#### Brief
What is the number of lines in the entries that include the word "решения"? Respond with the number only.
====================
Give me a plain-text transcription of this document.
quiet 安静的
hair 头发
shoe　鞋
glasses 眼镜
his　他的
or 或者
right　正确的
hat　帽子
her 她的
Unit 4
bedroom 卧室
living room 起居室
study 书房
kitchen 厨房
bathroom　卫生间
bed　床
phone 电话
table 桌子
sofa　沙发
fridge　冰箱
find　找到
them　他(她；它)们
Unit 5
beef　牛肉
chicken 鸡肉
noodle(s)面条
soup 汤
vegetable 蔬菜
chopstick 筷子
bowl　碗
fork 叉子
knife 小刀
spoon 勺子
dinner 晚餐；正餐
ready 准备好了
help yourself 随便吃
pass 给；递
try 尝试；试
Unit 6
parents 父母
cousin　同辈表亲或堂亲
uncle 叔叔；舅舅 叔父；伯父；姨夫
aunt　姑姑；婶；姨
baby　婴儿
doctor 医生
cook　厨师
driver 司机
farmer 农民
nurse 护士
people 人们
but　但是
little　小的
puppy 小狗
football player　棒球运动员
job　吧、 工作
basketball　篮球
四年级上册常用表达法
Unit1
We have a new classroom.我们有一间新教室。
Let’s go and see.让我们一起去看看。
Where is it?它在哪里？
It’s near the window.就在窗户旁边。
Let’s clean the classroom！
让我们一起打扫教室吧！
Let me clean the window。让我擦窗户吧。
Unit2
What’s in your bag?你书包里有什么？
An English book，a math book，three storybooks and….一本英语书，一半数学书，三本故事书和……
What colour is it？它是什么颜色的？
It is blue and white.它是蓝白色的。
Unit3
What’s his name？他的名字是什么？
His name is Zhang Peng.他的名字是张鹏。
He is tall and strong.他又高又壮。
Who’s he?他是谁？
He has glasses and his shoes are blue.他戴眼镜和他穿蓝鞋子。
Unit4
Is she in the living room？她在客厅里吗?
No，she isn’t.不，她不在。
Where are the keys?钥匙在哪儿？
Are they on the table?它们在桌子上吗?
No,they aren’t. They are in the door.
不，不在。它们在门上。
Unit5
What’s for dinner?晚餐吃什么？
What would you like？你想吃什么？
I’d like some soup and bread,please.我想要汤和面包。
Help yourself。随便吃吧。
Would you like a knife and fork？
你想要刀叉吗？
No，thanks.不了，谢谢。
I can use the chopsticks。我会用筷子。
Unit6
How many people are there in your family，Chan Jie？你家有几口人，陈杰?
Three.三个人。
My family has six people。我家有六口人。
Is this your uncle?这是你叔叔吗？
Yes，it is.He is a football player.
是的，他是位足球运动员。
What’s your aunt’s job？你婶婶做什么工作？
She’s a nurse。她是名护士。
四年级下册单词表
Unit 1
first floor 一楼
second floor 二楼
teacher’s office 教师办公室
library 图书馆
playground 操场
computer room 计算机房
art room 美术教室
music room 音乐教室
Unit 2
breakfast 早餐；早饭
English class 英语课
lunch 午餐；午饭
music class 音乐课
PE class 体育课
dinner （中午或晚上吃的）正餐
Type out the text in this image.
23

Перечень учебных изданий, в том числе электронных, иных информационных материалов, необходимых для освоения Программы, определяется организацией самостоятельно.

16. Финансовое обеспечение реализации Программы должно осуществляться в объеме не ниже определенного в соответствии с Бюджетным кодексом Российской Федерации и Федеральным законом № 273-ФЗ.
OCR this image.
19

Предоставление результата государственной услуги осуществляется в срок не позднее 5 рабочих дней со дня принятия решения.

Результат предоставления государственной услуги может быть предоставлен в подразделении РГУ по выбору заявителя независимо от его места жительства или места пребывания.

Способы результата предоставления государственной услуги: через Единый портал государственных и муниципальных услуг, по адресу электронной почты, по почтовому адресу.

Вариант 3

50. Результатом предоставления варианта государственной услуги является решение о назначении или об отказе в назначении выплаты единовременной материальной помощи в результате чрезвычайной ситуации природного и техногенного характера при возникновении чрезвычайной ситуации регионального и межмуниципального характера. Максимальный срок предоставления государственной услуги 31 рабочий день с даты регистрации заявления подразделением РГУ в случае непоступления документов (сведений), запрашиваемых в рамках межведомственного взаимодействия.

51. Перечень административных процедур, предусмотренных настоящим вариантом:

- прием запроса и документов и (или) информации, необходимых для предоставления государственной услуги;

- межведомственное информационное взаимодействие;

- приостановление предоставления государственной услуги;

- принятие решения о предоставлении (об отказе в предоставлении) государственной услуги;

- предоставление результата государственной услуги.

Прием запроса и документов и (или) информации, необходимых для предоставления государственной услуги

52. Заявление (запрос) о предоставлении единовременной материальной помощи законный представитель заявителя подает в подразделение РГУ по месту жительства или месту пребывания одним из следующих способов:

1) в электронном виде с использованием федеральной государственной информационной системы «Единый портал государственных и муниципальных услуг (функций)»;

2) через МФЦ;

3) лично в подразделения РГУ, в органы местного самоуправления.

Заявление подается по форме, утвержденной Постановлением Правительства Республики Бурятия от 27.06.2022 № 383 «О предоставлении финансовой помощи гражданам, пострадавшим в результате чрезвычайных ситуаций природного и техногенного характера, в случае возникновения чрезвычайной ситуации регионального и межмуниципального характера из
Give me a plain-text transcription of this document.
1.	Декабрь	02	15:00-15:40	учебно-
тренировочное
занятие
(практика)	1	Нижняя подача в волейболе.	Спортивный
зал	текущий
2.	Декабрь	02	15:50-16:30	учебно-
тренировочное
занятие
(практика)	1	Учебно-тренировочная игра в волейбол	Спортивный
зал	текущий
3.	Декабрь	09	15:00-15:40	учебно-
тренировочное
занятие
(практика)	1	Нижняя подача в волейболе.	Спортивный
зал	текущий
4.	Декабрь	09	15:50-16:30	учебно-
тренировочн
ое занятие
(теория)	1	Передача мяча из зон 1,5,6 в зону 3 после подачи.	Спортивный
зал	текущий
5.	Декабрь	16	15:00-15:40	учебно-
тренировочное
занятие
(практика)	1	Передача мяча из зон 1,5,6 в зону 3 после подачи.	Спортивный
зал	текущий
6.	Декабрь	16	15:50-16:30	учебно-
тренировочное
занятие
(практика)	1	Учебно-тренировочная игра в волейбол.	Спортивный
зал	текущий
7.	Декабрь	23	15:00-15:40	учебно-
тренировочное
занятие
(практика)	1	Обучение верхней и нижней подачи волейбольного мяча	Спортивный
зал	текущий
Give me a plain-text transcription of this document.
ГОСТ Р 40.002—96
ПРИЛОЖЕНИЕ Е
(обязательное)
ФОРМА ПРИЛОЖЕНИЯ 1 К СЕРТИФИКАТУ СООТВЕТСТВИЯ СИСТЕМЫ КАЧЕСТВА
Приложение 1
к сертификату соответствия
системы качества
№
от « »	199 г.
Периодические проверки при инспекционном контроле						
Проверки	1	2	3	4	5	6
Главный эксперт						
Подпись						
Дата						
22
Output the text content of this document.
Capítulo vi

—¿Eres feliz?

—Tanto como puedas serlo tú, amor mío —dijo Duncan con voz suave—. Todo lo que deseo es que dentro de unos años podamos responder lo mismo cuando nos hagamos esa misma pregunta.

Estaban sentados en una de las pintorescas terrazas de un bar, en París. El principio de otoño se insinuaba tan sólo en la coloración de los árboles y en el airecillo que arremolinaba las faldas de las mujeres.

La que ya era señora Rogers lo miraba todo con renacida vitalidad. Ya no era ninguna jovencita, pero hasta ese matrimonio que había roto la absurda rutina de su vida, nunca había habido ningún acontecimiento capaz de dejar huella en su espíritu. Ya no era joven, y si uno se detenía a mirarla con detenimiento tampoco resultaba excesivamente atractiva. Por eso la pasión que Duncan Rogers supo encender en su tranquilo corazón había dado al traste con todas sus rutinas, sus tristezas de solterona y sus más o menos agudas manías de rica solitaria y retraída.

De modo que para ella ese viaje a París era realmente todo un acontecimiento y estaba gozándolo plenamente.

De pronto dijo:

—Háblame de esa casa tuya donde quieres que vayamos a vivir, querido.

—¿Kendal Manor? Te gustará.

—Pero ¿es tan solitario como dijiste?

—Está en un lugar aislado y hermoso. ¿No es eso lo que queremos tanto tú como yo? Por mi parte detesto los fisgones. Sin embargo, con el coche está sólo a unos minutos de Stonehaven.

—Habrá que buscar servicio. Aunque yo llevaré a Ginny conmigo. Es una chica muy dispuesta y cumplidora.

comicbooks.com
====================
#### Exercise result
2